What needs to be done = Output each line of the material exactly as it stands.

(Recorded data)

====

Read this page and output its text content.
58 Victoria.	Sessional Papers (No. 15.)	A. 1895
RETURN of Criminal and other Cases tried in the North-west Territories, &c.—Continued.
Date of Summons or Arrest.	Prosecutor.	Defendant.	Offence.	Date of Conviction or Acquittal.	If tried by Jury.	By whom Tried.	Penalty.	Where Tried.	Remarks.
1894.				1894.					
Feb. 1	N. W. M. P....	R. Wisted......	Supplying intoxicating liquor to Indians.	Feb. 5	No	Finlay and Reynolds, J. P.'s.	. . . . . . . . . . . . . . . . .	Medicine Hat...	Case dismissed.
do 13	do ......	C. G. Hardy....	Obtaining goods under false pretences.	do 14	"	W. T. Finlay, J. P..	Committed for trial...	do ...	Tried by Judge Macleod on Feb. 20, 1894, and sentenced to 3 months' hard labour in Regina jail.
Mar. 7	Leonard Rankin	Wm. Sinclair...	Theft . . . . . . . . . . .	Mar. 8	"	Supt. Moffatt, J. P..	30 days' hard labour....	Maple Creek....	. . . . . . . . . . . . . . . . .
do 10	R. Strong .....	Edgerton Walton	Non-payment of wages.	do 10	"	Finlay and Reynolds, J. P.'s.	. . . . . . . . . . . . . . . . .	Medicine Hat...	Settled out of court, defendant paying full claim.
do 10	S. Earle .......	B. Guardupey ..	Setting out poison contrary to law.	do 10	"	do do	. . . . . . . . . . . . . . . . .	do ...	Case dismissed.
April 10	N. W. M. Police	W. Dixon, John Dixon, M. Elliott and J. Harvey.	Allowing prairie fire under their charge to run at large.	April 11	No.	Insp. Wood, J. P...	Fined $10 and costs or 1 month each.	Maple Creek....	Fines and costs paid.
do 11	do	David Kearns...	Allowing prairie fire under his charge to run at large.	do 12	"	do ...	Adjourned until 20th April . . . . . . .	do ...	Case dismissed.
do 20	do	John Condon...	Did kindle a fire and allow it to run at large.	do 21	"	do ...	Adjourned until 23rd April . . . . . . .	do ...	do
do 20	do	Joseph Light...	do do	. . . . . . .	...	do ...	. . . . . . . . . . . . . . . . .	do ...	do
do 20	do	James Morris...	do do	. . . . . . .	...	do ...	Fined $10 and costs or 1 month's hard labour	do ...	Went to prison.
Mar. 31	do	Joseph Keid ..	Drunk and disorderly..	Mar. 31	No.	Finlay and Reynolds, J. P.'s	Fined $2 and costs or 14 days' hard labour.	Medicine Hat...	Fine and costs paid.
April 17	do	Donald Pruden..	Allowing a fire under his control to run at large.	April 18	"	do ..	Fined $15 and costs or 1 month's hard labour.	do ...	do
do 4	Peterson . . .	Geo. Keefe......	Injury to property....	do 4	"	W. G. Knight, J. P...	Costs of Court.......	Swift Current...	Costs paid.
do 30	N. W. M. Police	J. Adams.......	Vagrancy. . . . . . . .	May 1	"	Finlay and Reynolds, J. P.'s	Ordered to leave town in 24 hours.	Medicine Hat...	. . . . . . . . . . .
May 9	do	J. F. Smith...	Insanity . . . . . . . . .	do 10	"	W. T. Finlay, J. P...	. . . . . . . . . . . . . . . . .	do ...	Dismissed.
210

====

Result for this task =
Read this page and output its text content.
58 Victoria.	Sessional Papers (No. 15.)	A. 1895
RETURN of Criminal and other Cases tried in the North-west Territories, &c.—Continued.
Date of Summons or Arrest.	Prosecutor.	Defendant.	Offence.	Date of Conviction or Acquittal.	If tried by Jury.	By whom Tried.	Penalty.	Where Tried.	Remarks.
1894.				1894.					
Feb. 1	N. W. M. P....	R. Wisted......	Supplying intoxicating liquor to Indians.	Feb. 5	No	Finlay and Reynolds, J. P.'s.	. . . . . . . . . . . . . . . . .	Medicine Hat...	Case dismissed.
do 13	do ......	C. G. Hardy....	Obtaining goods under false pretences.	do 14	"	W. T. Finlay, J. P..	Committed for trial...	do ...	Tried by Judge Macleod on Feb. 20, 1894, and sentenced to 3 months' hard labour in Regina jail.
Mar. 7	Leonard Rankin	Wm. Sinclair...	Theft . . . . . . . . . . .	Mar. 8	"	Supt. Moffatt, J. P..	30 days' hard labour....	Maple Creek....	. . . . . . . . . . . . . . . . .
do 10	R. Strong .....	Edgerton Walton	Non-payment of wages.	do 10	"	Finlay and Reynolds, J. P.'s.	. . . . . . . . . . . . . . . . .	Medicine Hat...	Settled out of court, defendant paying full claim.
do 10	S. Earle .......	B. Guardupey ..	Setting out poison contrary to law.	do 10	"	do do	. . . . . . . . . . . . . . . . .	do ...	Case dismissed.
April 10	N. W. M. Police	W. Dixon, John Dixon, M. Elliott and J. Harvey.	Allowing prairie fire under their charge to run at large.	April 11	No.	Insp. Wood, J. P...	Fined $10 and costs or 1 month each.	Maple Creek....	Fines and costs paid.
do 11	do	David Kearns...	Allowing prairie fire under his charge to run at large.	do 12	"	do ...	Adjourned until 20th April . . . . . . .	do ...	Case dismissed.
do 20	do	John Condon...	Did kindle a fire and allow it to run at large.	do 21	"	do ...	Adjourned until 23rd April . . . . . . .	do ...	do
do 20	do	Joseph Light...	do do	. . . . . . .	...	do ...	. . . . . . . . . . . . . . . . .	do ...	do
do 20	do	James Morris...	do do	. . . . . . .	...	do ...	Fined $10 and costs or 1 month's hard labour	do ...	Went to prison.
Mar. 31	do	Joseph Keid ..	Drunk and disorderly..	Mar. 31	No.	Finlay and Reynolds, J. P.'s	Fined $2 and costs or 14 days' hard labour.	Medicine Hat...	Fine and costs paid.
April 17	do	Donald Pruden..	Allowing a fire under his control to run at large.	April 18	"	do ..	Fined $15 and costs or 1 month's hard labour.	do ...	do
do 4	Peterson . . .	Geo. Keefe......	Injury to property....	do 4	"	W. G. Knight, J. P...	Costs of Court.......	Swift Current...	Costs paid.
do 30	N. W. M. Police	J. Adams.......	Vagrancy. . . . . . . .	May 1	"	Finlay and Reynolds, J. P.'s	Ordered to leave town in 24 hours.	Medicine Hat...	. . . . . . . . . . .
May 9	do	J. F. Smith...	Insanity . . . . . . . . .	do 10	"	W. T. Finlay, J. P...	. . . . . . . . . . . . . . . . .	do ...	Dismissed.
210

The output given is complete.